**What to work on:** Scan the lines below; pull out those with "Service".

※

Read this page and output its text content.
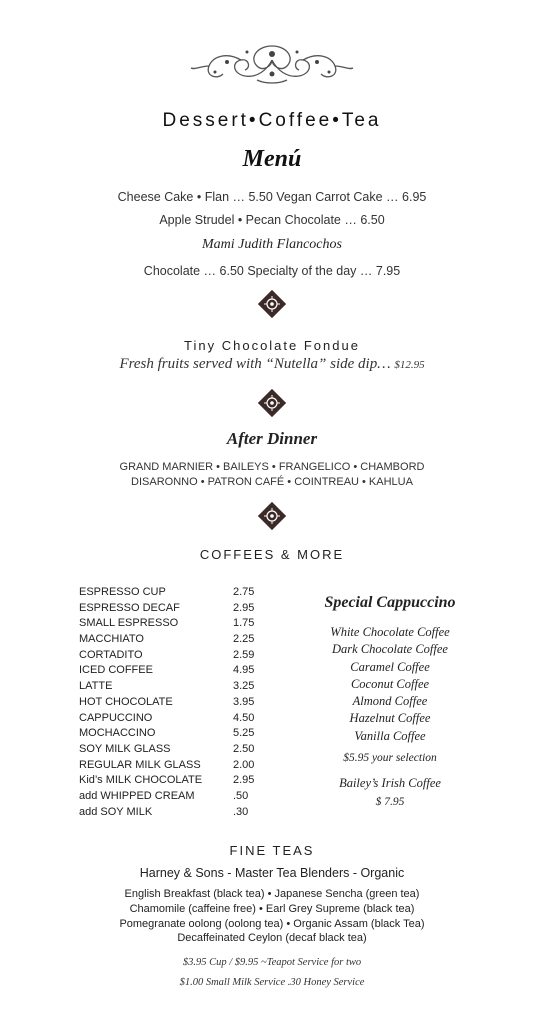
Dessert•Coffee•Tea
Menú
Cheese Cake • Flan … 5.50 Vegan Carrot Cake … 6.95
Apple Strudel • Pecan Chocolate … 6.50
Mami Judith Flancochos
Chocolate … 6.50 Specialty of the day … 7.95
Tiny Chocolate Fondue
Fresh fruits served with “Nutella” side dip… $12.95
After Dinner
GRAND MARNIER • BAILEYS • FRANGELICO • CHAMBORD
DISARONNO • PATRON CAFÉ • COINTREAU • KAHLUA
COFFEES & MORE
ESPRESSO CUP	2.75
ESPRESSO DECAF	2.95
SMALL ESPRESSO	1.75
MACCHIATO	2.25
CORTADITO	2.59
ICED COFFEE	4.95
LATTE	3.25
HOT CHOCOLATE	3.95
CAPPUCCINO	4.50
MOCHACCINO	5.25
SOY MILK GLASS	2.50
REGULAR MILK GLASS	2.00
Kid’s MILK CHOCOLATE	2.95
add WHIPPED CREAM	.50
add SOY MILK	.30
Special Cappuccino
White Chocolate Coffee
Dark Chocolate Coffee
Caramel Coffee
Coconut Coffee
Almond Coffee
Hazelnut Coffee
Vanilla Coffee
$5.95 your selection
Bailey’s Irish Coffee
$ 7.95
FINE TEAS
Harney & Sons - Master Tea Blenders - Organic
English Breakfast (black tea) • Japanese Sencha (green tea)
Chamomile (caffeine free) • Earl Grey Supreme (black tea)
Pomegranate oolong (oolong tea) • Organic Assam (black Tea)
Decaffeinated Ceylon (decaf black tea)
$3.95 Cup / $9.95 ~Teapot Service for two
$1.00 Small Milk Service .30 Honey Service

※

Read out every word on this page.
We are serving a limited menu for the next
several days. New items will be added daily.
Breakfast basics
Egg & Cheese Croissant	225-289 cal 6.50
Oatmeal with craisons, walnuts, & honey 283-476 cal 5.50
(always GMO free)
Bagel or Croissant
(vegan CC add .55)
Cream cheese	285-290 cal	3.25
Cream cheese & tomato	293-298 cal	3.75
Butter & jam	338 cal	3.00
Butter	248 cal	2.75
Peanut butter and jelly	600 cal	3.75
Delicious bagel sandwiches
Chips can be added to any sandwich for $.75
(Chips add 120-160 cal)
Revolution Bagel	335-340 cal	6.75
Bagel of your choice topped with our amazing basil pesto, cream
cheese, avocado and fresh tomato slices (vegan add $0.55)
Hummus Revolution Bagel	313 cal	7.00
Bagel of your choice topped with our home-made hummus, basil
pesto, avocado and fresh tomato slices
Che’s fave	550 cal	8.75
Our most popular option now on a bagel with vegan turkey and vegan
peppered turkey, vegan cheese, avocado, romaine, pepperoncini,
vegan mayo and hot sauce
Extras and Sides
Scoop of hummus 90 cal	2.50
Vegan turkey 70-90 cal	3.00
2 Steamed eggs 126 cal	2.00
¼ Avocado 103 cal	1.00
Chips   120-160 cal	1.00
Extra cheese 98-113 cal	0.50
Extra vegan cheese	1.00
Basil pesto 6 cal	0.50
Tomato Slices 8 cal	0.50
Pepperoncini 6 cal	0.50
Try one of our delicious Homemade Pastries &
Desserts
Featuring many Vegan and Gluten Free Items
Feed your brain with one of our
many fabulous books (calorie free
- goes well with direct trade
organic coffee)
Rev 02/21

※

**Full response:**
$3.95 Cup / $9.95 ~Teapot Service for two
$1.00 Small Milk Service .30 Honey Service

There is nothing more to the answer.